Task details.
Copy every entry word for word. Skip the pictures.

Stored records
________________________________________
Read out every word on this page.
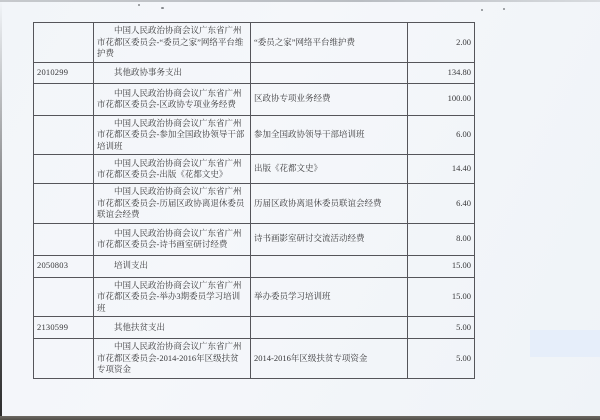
	中国人民政治协商会议广东省广州市花都区委员会-“委员之家”网络平台维护费	“委员之家”网络平台维护费	2.00
2010299	其他政协事务支出		134.80
	中国人民政治协商会议广东省广州市花都区委员会-区政协专项业务经费	区政协专项业务经费	100.00
	中国人民政治协商会议广东省广州市花都区委员会-参加全国政协领导干部培训班	参加全国政协领导干部培训班	6.00
	中国人民政治协商会议广东省广州市花都区委员会-出版《花都文史》	出版《花都文史》	14.40
	中国人民政治协商会议广东省广州市花都区委员会-历届区政协离退休委员联谊会经费	历届区政协离退休委员联谊会经费	6.40
	中国人民政治协商会议广东省广州市花都区委员会-诗书画室研讨经费	诗书画影室研讨交流活动经费	8.00
2050803	培训支出		15.00
	中国人民政治协商会议广东省广州市花都区委员会-举办3期委员学习培训班	举办委员学习培训班	15.00
2130599	其他扶贫支出		5.00
	中国人民政治协商会议广东省广州市花都区委员会-2014-2016年区级扶贫专项资金	2014-2016年区级扶贫专项资金	5.00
________________________________________
Response for this exercise.
Read out every word on this page.
	中国人民政治协商会议广东省广州市花都区委员会-“委员之家”网络平台维护费	“委员之家”网络平台维护费	2.00
2010299	其他政协事务支出		134.80
	中国人民政治协商会议广东省广州市花都区委员会-区政协专项业务经费	区政协专项业务经费	100.00
	中国人民政治协商会议广东省广州市花都区委员会-参加全国政协领导干部培训班	参加全国政协领导干部培训班	6.00
	中国人民政治协商会议广东省广州市花都区委员会-出版《花都文史》	出版《花都文史》	14.40
	中国人民政治协商会议广东省广州市花都区委员会-历届区政协离退休委员联谊会经费	历届区政协离退休委员联谊会经费	6.40
	中国人民政治协商会议广东省广州市花都区委员会-诗书画室研讨经费	诗书画影室研讨交流活动经费	8.00
2050803	培训支出		15.00
	中国人民政治协商会议广东省广州市花都区委员会-举办3期委员学习培训班	举办委员学习培训班	15.00
2130599	其他扶贫支出		5.00
	中国人民政治协商会议广东省广州市花都区委员会-2014-2016年区级扶贫专项资金	2014-2016年区级扶贫专项资金	5.00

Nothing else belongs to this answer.